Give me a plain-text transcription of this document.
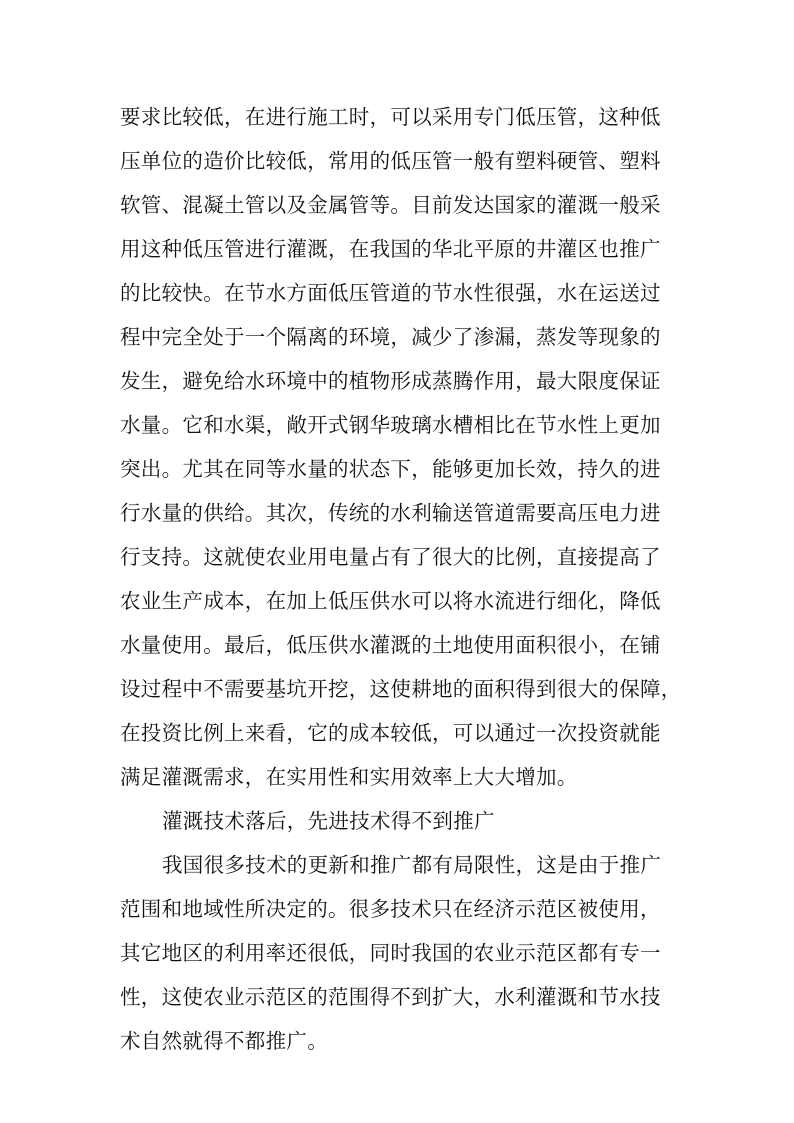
要求比较低，在进行施工时，可以采用专门低压管，这种低
压单位的造价比较低，常用的低压管一般有塑料硬管、塑料
软管、混凝土管以及金属管等。目前发达国家的灌溉一般采
用这种低压管进行灌溉，在我国的华北平原的井灌区也推广
的比较快。在节水方面低压管道的节水性很强，水在运送过
程中完全处于一个隔离的环境，减少了渗漏，蒸发等现象的
发生，避免给水环境中的植物形成蒸腾作用，最大限度保证
水量。它和水渠，敞开式钢华玻璃水槽相比在节水性上更加
突出。尤其在同等水量的状态下，能够更加长效，持久的进
行水量的供给。其次，传统的水利输送管道需要高压电力进
行支持。这就使农业用电量占有了很大的比例，直接提高了
农业生产成本，在加上低压供水可以将水流进行细化，降低
水量使用。最后，低压供水灌溉的土地使用面积很小，在铺
设过程中不需要基坑开挖，这使耕地的面积得到很大的保障，
在投资比例上来看，它的成本较低，可以通过一次投资就能
满足灌溉需求，在实用性和实用效率上大大增加。
灌溉技术落后，先进技术得不到推广
我国很多技术的更新和推广都有局限性，这是由于推广
范围和地域性所决定的。很多技术只在经济示范区被使用，
其它地区的利用率还很低，同时我国的农业示范区都有专一
性，这使农业示范区的范围得不到扩大，水利灌溉和节水技
术自然就得不都推广。
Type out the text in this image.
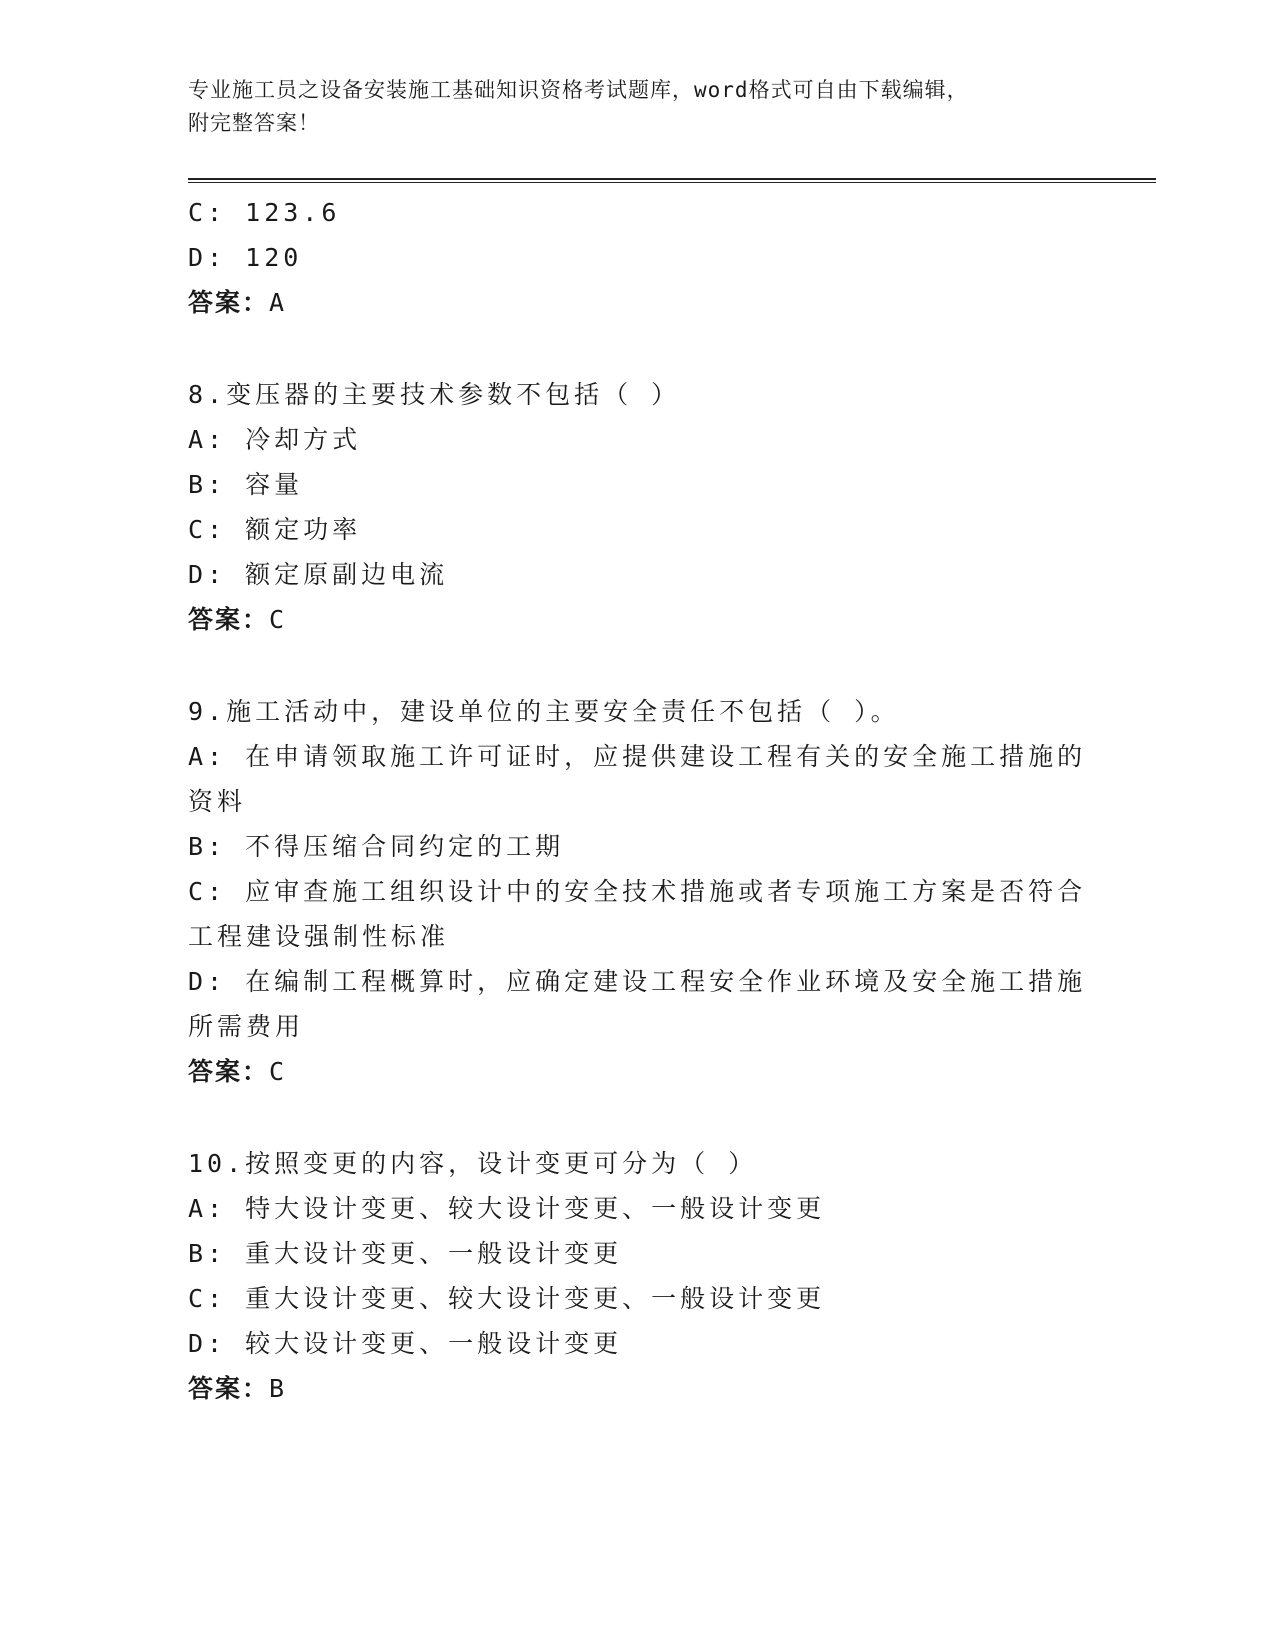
专业施工员之设备安装施工基础知识资格考试题库，word格式可自由下载编辑，
附完整答案！
C: 123.6
D: 120
答案：A
8.变压器的主要技术参数不包括（ ）
A: 冷却方式
B: 容量
C: 额定功率
D: 额定原副边电流
答案：C
9.施工活动中，建设单位的主要安全责任不包括（ ）。
A: 在申请领取施工许可证时，应提供建设工程有关的安全施工措施的
资料
B: 不得压缩合同约定的工期
C: 应审查施工组织设计中的安全技术措施或者专项施工方案是否符合
工程建设强制性标准
D: 在编制工程概算时，应确定建设工程安全作业环境及安全施工措施
所需费用
答案：C
10.按照变更的内容，设计变更可分为（ ）
A: 特大设计变更、较大设计变更、一般设计变更
B: 重大设计变更、一般设计变更
C: 重大设计变更、较大设计变更、一般设计变更
D: 较大设计变更、一般设计变更
答案：B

> [Your task] Write the lines above out again exactly, without any of their pictures.

> [Exercise result]
Give me a plain-text transcription of this document.
要求比较低，在进行施工时，可以采用专门低压管，这种低
压单位的造价比较低，常用的低压管一般有塑料硬管、塑料
软管、混凝土管以及金属管等。目前发达国家的灌溉一般采
用这种低压管进行灌溉，在我国的华北平原的井灌区也推广
的比较快。在节水方面低压管道的节水性很强，水在运送过
程中完全处于一个隔离的环境，减少了渗漏，蒸发等现象的
发生，避免给水环境中的植物形成蒸腾作用，最大限度保证
水量。它和水渠，敞开式钢华玻璃水槽相比在节水性上更加
突出。尤其在同等水量的状态下，能够更加长效，持久的进
行水量的供给。其次，传统的水利输送管道需要高压电力进
行支持。这就使农业用电量占有了很大的比例，直接提高了
农业生产成本，在加上低压供水可以将水流进行细化，降低
水量使用。最后，低压供水灌溉的土地使用面积很小，在铺
设过程中不需要基坑开挖，这使耕地的面积得到很大的保障，
在投资比例上来看，它的成本较低，可以通过一次投资就能
满足灌溉需求，在实用性和实用效率上大大增加。
灌溉技术落后，先进技术得不到推广
我国很多技术的更新和推广都有局限性，这是由于推广
范围和地域性所决定的。很多技术只在经济示范区被使用，
其它地区的利用率还很低，同时我国的农业示范区都有专一
性，这使农业示范区的范围得不到扩大，水利灌溉和节水技
术自然就得不都推广。
Type out the text in this image.
专业施工员之设备安装施工基础知识资格考试题库，word格式可自由下载编辑，
附完整答案！
C: 123.6
D: 120
答案：A
8.变压器的主要技术参数不包括（ ）
A: 冷却方式
B: 容量
C: 额定功率
D: 额定原副边电流
答案：C
9.施工活动中，建设单位的主要安全责任不包括（ ）。
A: 在申请领取施工许可证时，应提供建设工程有关的安全施工措施的
资料
B: 不得压缩合同约定的工期
C: 应审查施工组织设计中的安全技术措施或者专项施工方案是否符合
工程建设强制性标准
D: 在编制工程概算时，应确定建设工程安全作业环境及安全施工措施
所需费用
答案：C
10.按照变更的内容，设计变更可分为（ ）
A: 特大设计变更、较大设计变更、一般设计变更
B: 重大设计变更、一般设计变更
C: 重大设计变更、较大设计变更、一般设计变更
D: 较大设计变更、一般设计变更
答案：B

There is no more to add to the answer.